TASK TO COMPLETE:
Report the number of lines in the entries below that include the word "وجین", and nothing else.

MATERIAL FOR THIS TASK:
---+---
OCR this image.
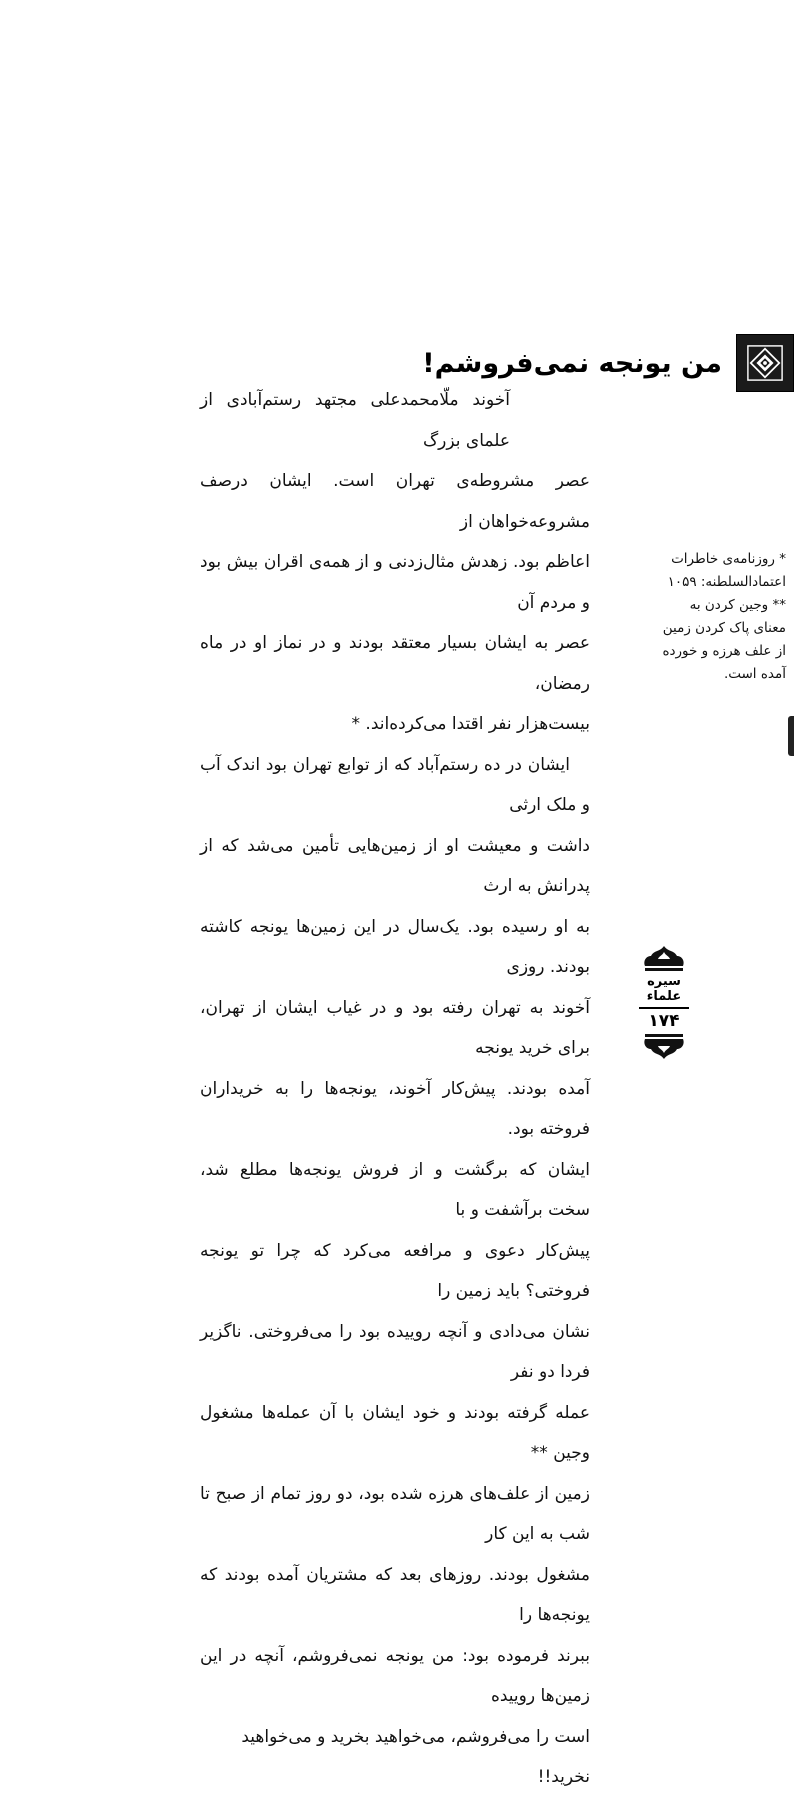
من یونجه نمی‌فروشم!

آخوند ملّامحمدعلی مجتهد رستم‌آبادی از علمای بزرگ

عصر مشروطه‌ی تهران است. ایشان درصف مشروعه‌خواهان از

اعاظم بود. زهدش مثال‌زدنی و از همه‌ی اقران بیش بود و مردم آن

عصر به ایشان بسیار معتقد بودند و در نماز او در ماه رمضان،

بیست‌هزار نفر اقتدا می‌کرده‌اند. *

ایشان در ده رستم‌آباد که از توابع تهران بود اندک آب و ملک ارثی

داشت و معیشت او از زمین‌هایی تأمین می‌شد که از پدرانش به ارث

به او رسیده بود. یک‌سال در این زمین‌ها یونجه کاشته بودند. روزی

آخوند به تهران رفته بود و در غیاب ایشان از تهران، برای خرید یونجه

آمده بودند. پیش‌کار آخوند، یونجه‌ها را به خریداران فروخته بود.

ایشان که برگشت و از فروش یونجه‌ها مطلع شد، سخت برآشفت و با

پیش‌کار دعوی و مرافعه می‌کرد که چرا تو یونجه فروختی؟ باید زمین را

نشان می‌دادی و آنچه روییده بود را می‌فروختی. ناگزیر فردا دو نفر

عمله گرفته بودند و خود ایشان با آن عمله‌ها مشغول وجین **

زمین از علف‌های هرزه شده بود، دو روز تمام از صبح تا شب به این کار

مشغول بودند. روزهای بعد که مشتریان آمده بودند که یونجه‌ها را

ببرند فرموده بود: من یونجه نمی‌فروشم، آنچه در این زمین‌ها روییده

است را می‌فروشم، می‌خواهید بخرید و می‌خواهید نخرید!!

* روزنامه‌ی خاطرات

اعتمادالسلطنه: ۱۰۵۹

** وجین کردن به

معنای پاک کردن زمین

از علف هرزه و خورده

آمده است.

سیره
علماء
۱۷۴
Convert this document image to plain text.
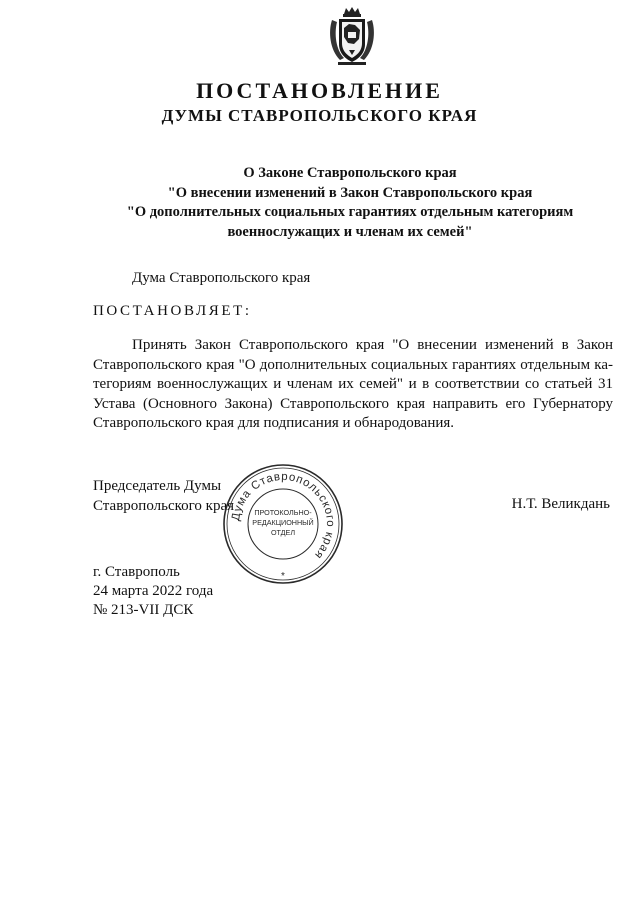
ПОСТАНОВЛЕНИЕ
ДУМЫ СТАВРОПОЛЬСКОГО КРАЯ
О Законе Ставропольского края
"О внесении изменений в Закон Ставропольского края
"О дополнительных социальных гарантиях отдельным категориям
военнослужащих и членам их семей"
Дума Ставропольского края
ПОСТАНОВЛЯЕТ:
Принять Закон Ставропольского края "О внесении изменений в Закон
Ставропольского края "О дополнительных социальных гарантиях отдельным ка-
тегориям военнослужащих и членам их семей" и в соответствии со статьей 31
Устава (Основного Закона) Ставропольского края направить его Губернатору
Ставропольского края для подписания и обнародования.
Председатель Думы
Ставропольского края
Дума Ставропольского края
ПРОТОКОЛЬНО-
РЕДАКЦИОННЫЙ
ОТДЕЛ
*
Н.Т. Великдань
г. Ставрополь
24 марта 2022 года
№ 213-VII ДСК
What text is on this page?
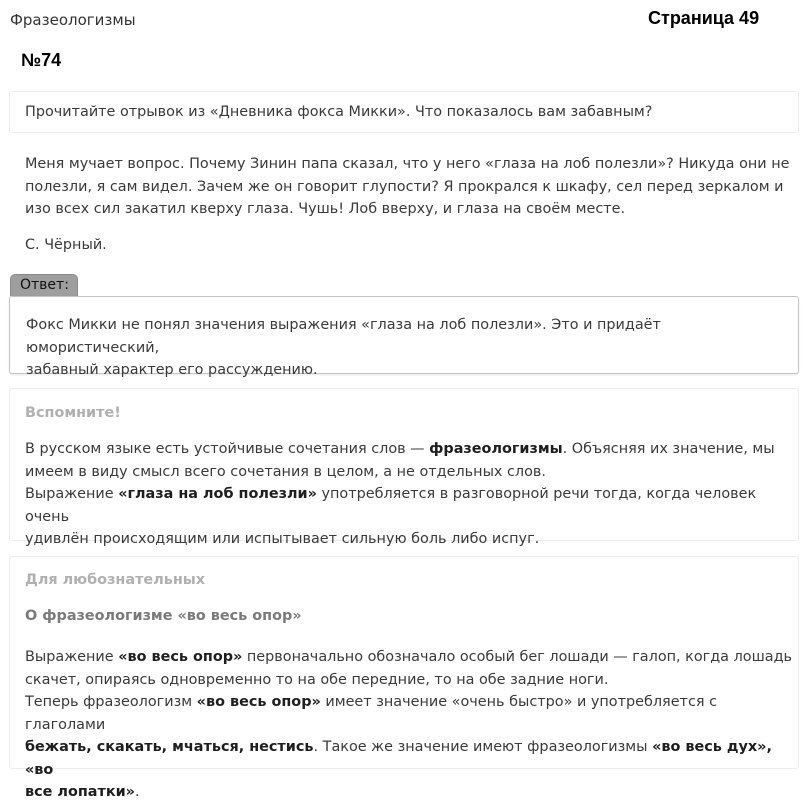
Фразеологизмы	Страница 49
№74

Прочитайте отрывок из «Дневника фокса Микки». Что показалось вам забавным?

Меня мучает вопрос. Почему Зинин папа сказал, что у него «глаза на лоб полезли»? Никуда они не

полезли, я сам видел. Зачем же он говорит глупости? Я прокрался к шкафу, сел перед зеркалом и

изо всех сил закатил кверху глаза. Чушь! Лоб вверху, и глаза на своём месте.

С. Чёрный.
Ответ:

Фокс Микки не понял значения выражения «глаза на лоб полезли». Это и придаёт юмористический,
забавный характер его рассуждению.

Вспомните!

В русском языке есть устойчивые сочетания слов — фразеологизмы. Объясняя их значение, мы

имеем в виду смысл всего сочетания в целом, а не отдельных слов.

Выражение «глаза на лоб полезли» употребляется в разговорной речи тогда, когда человек очень

удивлён происходящим или испытывает сильную боль либо испуг.

Для любознательных
О фразеологизме «во весь опор»

Выражение «во весь опор» первоначально обозначало особый бег лошади — галоп, когда лошадь

скачет, опираясь одновременно то на обе передние, то на обе задние ноги.

Теперь фразеологизм «во весь опор» имеет значение «очень быстро» и употребляется с глаголами

бежать, скакать, мчаться, нестись. Такое же значение имеют фразеологизмы «во весь дух», «во

все лопатки».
---+---
WRITTEN RESPONSE:
2